> INSTRUCTION
Copy out each line below that has the word "TEMPERATURE" in it.
+-------+
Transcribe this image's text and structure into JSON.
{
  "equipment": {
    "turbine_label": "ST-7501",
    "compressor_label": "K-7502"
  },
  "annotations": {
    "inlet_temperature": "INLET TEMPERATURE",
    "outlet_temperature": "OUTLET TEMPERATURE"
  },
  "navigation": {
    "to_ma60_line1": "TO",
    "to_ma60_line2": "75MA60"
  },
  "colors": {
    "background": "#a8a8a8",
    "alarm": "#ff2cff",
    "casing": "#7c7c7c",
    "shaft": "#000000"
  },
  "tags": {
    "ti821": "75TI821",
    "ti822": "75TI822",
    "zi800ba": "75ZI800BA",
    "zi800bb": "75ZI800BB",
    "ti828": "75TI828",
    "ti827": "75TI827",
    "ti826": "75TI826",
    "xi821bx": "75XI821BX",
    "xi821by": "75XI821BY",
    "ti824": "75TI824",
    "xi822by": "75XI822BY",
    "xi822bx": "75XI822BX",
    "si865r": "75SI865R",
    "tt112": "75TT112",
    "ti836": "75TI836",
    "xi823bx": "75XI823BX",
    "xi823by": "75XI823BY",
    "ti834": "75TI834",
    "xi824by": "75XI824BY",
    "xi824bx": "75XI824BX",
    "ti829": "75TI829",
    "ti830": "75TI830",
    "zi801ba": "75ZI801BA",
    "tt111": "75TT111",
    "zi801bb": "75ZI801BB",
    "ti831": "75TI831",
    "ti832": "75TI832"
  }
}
+-------+
> EXERCISE OUTPUT
    "inlet_temperature": "INLET TEMPERATURE",
    "outlet_temperature": "OUTLET TEMPERATURE"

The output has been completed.